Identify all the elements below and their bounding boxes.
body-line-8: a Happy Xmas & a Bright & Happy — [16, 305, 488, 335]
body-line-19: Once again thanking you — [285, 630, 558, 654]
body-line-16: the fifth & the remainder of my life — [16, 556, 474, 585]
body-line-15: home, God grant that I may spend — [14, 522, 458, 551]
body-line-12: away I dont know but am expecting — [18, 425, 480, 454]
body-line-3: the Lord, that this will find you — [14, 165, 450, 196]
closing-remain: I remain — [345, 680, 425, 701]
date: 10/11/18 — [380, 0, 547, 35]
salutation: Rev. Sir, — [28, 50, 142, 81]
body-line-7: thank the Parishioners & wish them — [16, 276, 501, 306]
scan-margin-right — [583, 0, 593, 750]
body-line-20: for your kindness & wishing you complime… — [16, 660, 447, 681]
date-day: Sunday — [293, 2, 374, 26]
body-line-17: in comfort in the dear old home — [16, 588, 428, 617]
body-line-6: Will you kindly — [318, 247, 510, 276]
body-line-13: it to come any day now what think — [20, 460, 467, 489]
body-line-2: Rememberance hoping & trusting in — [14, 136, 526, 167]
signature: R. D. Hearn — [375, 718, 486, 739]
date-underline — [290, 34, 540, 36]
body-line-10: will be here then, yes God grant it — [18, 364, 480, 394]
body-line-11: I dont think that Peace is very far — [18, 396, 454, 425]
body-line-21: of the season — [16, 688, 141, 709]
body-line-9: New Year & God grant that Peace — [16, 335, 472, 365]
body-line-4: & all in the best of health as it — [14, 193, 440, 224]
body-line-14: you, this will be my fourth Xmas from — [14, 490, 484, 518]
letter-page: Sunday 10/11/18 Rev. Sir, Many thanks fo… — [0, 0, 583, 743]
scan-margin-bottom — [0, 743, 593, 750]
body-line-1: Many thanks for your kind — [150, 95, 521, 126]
○ ○ ○ ○ ○
Required work » Quote all of the records above verbatim, line by line.

Completed task »
Identify all the elements below and their bounding boxes.
body-line-8: a Happy Xmas & a Bright & Happy — [16, 305, 488, 335]
body-line-19: Once again thanking you — [285, 630, 558, 654]
body-line-16: the fifth & the remainder of my life — [16, 556, 474, 585]
body-line-15: home, God grant that I may spend — [14, 522, 458, 551]
body-line-12: away I dont know but am expecting — [18, 425, 480, 454]
body-line-3: the Lord, that this will find you — [14, 165, 450, 196]
closing-remain: I remain — [345, 680, 425, 701]
date: 10/11/18 — [380, 0, 547, 35]
salutation: Rev. Sir, — [28, 50, 142, 81]
body-line-7: thank the Parishioners & wish them — [16, 276, 501, 306]
scan-margin-right — [583, 0, 593, 750]
body-line-20: for your kindness & wishing you complime… — [16, 660, 447, 681]
date-day: Sunday — [293, 2, 374, 26]
body-line-17: in comfort in the dear old home — [16, 588, 428, 617]
body-line-6: Will you kindly — [318, 247, 510, 276]
body-line-13: it to come any day now what think — [20, 460, 467, 489]
body-line-2: Rememberance hoping & trusting in — [14, 136, 526, 167]
signature: R. D. Hearn — [375, 718, 486, 739]
date-underline — [290, 34, 540, 36]
body-line-10: will be here then, yes God grant it — [18, 364, 480, 394]
body-line-11: I dont think that Peace is very far — [18, 396, 454, 425]
body-line-21: of the season — [16, 688, 141, 709]
body-line-9: New Year & God grant that Peace — [16, 335, 472, 365]
body-line-4: & all in the best of health as it — [14, 193, 440, 224]
body-line-14: you, this will be my fourth Xmas from — [14, 490, 484, 518]
letter-page: Sunday 10/11/18 Rev. Sir, Many thanks fo… — [0, 0, 583, 743]
scan-margin-bottom — [0, 743, 593, 750]
body-line-1: Many thanks for your kind — [150, 95, 521, 126]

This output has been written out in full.